* start *

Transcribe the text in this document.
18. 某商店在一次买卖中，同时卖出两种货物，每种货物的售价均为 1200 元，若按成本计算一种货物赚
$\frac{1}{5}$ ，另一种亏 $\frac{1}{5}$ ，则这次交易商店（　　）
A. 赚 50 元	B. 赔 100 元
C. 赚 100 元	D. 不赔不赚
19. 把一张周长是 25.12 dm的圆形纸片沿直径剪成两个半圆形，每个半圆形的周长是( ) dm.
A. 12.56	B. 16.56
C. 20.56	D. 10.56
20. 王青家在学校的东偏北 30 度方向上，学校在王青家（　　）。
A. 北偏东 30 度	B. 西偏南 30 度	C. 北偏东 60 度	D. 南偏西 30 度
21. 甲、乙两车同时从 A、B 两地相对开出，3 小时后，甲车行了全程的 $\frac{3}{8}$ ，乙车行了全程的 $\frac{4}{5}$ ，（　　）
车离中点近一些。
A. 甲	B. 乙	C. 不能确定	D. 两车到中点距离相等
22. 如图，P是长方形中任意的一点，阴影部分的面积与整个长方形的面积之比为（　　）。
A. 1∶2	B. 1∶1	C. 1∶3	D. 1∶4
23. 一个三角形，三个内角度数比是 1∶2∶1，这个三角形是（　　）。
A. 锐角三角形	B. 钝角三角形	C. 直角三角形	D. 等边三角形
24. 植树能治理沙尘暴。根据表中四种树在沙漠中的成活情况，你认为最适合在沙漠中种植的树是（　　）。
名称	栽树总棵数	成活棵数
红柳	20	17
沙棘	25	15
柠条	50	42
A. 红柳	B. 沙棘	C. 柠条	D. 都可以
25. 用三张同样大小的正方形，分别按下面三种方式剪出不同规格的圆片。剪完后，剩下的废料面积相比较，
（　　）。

* end *
* start *

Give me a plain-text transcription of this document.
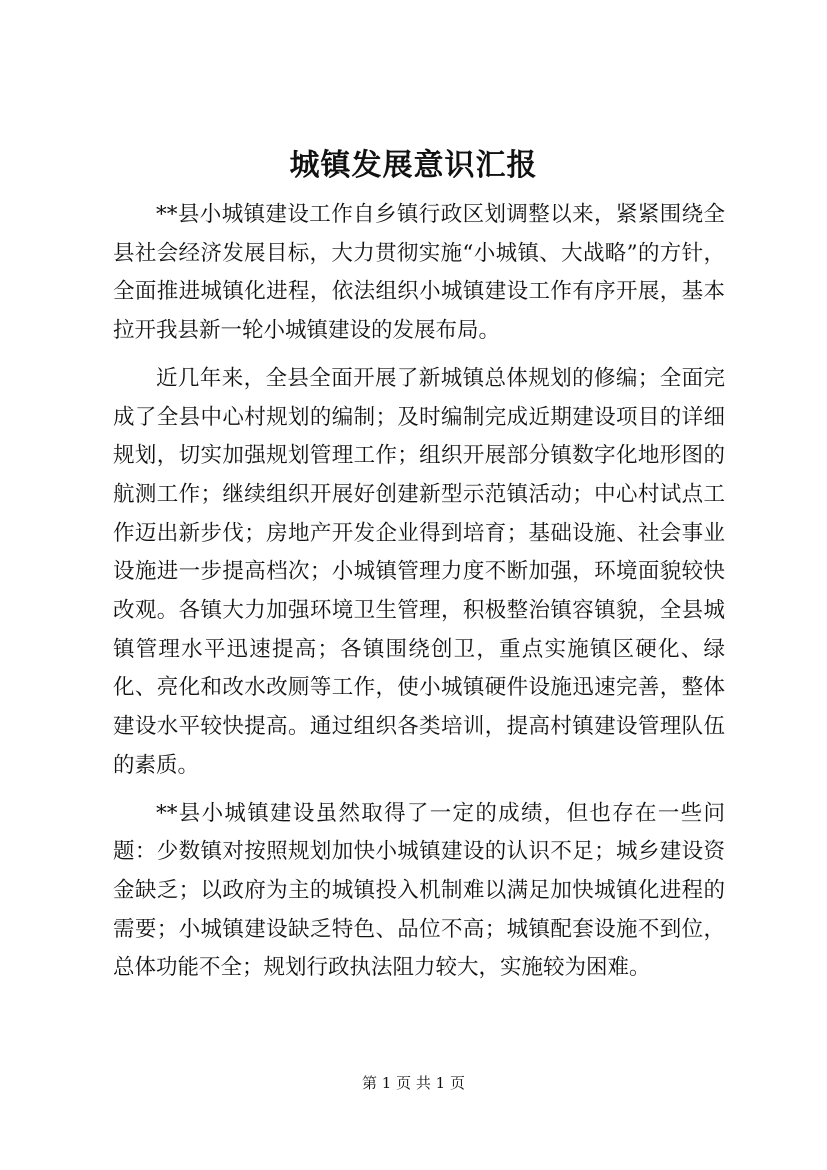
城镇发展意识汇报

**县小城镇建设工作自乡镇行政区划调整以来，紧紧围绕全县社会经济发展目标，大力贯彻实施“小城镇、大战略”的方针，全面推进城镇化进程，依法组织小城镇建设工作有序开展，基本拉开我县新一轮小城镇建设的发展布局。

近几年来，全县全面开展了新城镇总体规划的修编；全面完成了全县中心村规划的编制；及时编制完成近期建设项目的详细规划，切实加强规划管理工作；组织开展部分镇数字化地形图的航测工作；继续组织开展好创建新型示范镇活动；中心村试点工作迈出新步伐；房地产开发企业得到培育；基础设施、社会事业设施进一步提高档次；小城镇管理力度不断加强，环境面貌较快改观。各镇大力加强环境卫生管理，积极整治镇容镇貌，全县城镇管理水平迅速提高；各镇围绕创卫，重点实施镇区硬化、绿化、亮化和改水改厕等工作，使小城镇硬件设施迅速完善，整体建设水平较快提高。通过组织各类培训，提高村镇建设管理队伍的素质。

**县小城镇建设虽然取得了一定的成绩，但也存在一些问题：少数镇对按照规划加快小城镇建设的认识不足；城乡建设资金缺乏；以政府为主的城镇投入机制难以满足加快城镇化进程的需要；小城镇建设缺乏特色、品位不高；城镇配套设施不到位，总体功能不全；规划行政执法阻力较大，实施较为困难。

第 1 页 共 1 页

* end *
* start *

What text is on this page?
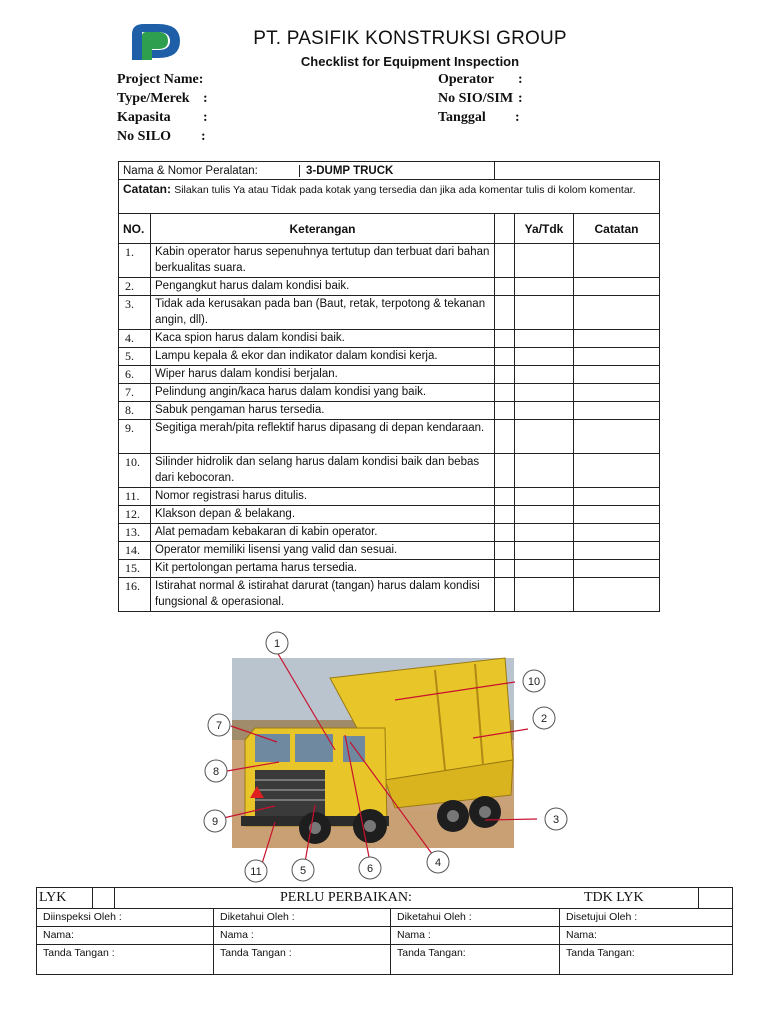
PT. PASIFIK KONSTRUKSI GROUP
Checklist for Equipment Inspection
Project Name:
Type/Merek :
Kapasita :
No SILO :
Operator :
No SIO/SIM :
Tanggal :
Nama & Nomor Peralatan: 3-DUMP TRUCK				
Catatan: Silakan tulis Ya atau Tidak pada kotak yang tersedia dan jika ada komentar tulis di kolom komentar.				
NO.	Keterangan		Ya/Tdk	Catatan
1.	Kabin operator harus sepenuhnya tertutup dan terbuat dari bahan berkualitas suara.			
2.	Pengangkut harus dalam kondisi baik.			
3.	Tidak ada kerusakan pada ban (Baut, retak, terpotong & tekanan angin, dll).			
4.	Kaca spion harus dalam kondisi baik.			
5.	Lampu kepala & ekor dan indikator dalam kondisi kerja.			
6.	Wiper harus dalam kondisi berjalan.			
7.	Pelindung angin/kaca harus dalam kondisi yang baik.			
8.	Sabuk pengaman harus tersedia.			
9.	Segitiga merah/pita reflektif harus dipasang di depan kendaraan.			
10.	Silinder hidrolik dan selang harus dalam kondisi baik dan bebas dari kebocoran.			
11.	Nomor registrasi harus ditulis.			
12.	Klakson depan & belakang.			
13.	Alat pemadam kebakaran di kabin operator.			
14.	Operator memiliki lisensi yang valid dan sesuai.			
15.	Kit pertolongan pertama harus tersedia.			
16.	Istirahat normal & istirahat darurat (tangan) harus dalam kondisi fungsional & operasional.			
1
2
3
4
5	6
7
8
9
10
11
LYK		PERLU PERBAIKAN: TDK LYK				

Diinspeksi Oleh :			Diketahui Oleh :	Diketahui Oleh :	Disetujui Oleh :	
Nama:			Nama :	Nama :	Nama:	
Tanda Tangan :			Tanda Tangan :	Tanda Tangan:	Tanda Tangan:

* end *

* _TASK GOAL_
Check each line of the records for the word "tersedia" and extract those that contain it.

* _OUTPUT OF THE EXERCISE_
Catatan: Silakan tulis Ya atau Tidak pada kotak yang tersedia dan jika ada komentar tulis di kolom komentar.				
8.	Sabuk pengaman harus tersedia.			
15.	Kit pertolongan pertama harus tersedia.			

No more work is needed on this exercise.